**Dataset items**.

▬▬▬▬▬▬▬▬▬▬

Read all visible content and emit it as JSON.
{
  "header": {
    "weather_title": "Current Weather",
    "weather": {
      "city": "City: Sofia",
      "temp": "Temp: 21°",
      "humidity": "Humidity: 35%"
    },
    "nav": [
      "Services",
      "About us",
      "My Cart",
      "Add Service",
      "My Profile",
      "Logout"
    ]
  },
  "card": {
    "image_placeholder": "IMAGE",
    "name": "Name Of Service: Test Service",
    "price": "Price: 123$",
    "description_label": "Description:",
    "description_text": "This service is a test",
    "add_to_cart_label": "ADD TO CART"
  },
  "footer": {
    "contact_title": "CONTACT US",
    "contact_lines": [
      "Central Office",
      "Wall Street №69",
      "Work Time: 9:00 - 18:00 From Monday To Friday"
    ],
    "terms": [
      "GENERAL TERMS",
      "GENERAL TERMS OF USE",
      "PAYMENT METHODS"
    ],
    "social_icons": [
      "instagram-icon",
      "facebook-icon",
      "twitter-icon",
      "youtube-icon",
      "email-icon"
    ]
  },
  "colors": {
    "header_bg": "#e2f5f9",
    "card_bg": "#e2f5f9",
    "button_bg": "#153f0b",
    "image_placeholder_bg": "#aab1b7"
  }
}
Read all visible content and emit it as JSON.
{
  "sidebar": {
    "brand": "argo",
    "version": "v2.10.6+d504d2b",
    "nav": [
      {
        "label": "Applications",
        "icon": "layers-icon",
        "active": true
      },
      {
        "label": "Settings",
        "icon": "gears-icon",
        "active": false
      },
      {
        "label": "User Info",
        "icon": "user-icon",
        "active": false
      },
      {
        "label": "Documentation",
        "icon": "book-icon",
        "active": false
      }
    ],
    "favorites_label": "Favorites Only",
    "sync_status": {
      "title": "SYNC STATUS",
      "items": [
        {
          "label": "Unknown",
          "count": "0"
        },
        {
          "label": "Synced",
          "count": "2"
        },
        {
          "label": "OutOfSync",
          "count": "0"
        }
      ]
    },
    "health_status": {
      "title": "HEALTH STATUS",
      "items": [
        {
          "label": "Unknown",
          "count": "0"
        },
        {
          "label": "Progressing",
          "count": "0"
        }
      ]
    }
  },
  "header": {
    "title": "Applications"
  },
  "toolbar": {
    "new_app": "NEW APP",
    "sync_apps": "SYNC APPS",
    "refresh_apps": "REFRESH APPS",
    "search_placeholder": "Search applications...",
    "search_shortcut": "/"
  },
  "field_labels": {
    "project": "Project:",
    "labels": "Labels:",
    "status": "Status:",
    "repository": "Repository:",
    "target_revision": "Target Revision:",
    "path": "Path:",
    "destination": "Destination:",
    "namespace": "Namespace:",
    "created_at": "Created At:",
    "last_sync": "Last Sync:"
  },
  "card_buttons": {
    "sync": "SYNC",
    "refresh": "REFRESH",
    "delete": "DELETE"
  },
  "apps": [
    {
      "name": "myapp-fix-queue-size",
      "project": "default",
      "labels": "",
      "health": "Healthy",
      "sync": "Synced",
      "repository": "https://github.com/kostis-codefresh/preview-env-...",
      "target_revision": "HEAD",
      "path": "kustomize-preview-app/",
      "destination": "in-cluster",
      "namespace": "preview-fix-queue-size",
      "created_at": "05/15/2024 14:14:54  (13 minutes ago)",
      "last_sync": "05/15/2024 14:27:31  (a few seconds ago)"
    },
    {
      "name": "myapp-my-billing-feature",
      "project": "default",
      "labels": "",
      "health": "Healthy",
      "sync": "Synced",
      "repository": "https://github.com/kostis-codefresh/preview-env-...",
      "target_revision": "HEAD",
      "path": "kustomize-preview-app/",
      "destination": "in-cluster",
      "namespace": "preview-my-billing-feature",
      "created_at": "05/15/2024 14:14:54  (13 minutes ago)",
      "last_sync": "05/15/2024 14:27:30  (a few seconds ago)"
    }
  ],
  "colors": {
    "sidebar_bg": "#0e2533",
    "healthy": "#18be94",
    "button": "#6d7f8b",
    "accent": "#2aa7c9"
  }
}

▬▬▬▬▬▬▬▬▬▬

**What this task involves**. Check each line above for the word "feature" and copy the ones that have it.

**Right answer**.
      "name": "myapp-my-billing-feature",
      "namespace": "preview-my-billing-feature",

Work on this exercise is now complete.